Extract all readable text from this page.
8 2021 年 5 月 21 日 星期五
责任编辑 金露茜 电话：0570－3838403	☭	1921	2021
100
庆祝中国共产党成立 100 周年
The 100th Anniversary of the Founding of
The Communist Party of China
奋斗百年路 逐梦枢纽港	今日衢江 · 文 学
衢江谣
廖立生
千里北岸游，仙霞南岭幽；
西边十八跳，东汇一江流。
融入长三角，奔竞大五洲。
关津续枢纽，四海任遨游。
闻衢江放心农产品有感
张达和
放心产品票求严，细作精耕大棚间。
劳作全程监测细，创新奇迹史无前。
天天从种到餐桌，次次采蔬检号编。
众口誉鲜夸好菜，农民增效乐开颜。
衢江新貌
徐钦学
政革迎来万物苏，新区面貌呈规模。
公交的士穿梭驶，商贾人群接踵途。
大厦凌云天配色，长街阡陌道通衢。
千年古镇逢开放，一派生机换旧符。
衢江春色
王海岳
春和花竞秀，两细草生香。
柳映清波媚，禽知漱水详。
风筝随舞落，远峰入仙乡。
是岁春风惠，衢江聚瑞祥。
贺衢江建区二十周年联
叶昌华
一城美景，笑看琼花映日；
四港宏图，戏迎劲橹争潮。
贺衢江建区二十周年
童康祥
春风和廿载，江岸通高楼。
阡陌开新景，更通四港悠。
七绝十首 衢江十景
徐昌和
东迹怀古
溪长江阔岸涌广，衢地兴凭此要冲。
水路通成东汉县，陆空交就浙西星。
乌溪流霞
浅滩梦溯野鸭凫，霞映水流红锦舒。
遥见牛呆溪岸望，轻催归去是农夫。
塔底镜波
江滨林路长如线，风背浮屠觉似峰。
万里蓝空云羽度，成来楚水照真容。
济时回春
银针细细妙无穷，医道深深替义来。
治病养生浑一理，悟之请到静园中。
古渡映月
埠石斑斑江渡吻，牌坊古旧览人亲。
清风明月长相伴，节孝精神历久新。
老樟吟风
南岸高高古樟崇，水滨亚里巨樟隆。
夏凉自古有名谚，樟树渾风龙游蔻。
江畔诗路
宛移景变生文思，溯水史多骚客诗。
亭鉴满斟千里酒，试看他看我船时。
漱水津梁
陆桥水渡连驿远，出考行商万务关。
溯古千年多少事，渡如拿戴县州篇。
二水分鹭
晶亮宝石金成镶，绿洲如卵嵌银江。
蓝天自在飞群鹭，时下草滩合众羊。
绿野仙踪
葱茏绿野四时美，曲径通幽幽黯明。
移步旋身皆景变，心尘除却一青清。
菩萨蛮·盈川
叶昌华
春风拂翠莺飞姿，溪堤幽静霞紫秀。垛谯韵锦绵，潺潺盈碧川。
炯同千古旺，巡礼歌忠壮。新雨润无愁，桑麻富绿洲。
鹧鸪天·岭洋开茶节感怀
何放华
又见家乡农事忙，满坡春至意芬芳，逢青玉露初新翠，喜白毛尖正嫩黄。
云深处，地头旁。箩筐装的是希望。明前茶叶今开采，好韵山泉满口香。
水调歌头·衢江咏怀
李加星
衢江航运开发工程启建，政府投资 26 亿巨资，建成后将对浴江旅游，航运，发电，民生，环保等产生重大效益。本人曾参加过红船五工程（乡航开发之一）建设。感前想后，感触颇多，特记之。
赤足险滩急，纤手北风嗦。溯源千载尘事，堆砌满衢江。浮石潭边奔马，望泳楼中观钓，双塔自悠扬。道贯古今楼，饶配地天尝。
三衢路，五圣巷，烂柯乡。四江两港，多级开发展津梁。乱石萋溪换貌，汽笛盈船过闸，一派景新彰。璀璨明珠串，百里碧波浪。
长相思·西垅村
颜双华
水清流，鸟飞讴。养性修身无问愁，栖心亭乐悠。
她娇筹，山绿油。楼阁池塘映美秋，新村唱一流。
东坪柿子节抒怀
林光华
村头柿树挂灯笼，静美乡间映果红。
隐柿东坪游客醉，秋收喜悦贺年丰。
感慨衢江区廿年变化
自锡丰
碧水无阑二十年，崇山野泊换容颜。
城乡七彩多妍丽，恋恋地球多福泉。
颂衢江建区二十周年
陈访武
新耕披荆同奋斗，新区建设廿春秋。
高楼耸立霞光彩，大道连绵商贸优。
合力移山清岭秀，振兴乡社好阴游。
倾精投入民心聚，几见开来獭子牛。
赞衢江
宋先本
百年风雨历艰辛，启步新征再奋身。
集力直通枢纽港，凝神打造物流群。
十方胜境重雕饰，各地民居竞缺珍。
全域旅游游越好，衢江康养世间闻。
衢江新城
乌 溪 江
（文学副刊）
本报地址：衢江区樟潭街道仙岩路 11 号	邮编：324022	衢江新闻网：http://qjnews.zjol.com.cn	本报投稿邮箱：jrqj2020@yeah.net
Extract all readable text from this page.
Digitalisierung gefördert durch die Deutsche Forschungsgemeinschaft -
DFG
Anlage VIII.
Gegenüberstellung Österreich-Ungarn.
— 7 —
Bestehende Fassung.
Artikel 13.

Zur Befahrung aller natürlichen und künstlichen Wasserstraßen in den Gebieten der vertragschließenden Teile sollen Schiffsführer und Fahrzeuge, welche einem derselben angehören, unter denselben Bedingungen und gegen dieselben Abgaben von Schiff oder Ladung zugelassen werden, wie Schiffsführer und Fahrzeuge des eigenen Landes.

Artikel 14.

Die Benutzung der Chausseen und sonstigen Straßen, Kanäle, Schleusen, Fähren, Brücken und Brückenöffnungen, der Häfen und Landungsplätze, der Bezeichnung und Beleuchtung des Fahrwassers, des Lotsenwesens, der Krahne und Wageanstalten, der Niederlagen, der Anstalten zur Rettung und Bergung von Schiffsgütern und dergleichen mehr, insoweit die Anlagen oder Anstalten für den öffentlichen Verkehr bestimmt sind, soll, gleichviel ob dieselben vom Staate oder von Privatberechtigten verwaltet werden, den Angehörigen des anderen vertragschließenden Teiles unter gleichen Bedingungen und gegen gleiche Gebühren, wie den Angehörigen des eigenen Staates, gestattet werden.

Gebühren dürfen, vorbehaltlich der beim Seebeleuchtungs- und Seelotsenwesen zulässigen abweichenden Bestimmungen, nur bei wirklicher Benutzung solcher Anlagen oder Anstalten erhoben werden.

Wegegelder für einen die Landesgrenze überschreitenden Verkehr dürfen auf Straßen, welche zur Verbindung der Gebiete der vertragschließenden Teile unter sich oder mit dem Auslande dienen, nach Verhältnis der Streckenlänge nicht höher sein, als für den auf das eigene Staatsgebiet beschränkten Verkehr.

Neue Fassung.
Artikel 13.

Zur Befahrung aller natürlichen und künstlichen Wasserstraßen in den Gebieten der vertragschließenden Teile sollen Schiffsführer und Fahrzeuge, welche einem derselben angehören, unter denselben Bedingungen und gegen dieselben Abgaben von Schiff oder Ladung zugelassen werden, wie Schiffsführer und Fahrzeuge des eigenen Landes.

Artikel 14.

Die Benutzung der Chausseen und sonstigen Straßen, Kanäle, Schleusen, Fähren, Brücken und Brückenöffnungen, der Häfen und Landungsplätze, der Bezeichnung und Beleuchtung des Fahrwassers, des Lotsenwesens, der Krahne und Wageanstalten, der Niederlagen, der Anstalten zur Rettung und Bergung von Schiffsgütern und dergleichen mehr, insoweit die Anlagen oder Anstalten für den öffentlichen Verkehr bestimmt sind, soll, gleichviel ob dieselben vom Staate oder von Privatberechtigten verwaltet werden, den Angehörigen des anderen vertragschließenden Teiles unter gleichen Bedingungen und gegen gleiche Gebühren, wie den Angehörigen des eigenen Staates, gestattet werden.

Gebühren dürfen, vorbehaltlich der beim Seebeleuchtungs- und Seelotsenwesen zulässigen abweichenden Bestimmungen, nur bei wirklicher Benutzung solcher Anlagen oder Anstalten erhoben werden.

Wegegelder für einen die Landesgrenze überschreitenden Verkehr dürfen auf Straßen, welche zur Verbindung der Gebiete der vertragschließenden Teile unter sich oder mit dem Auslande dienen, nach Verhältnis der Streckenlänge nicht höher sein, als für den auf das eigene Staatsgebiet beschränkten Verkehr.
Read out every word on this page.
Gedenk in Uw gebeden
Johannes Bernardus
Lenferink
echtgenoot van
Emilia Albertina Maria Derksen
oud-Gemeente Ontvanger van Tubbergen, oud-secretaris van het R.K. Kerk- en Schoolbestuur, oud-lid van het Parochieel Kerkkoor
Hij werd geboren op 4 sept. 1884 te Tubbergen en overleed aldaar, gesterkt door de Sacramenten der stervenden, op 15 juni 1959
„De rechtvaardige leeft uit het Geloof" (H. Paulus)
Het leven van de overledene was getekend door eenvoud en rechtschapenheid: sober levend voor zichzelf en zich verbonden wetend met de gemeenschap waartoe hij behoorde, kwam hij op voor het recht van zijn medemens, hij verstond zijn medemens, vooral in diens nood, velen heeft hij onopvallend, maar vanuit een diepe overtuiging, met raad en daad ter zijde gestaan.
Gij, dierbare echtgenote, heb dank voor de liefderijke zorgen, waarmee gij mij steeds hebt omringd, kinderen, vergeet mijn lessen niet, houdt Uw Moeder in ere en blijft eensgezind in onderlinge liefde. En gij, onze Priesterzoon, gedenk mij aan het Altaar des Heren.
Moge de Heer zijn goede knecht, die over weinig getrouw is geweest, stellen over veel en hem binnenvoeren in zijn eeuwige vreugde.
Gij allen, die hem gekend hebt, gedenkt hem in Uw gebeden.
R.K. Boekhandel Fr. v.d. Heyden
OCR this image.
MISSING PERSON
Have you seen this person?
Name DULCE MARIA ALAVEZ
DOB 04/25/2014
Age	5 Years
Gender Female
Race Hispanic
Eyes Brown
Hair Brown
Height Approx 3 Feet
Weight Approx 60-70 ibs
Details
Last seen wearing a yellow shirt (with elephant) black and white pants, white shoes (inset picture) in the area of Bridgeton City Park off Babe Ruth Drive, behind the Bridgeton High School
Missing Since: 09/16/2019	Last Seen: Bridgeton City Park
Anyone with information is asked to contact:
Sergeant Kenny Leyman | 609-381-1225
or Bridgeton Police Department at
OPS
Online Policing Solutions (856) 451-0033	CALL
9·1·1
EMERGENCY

• • • • • • •

= Given instruction =
Counting only lines of the data above that hold "Bridgeton", report the total and nothing else.

= The output =
3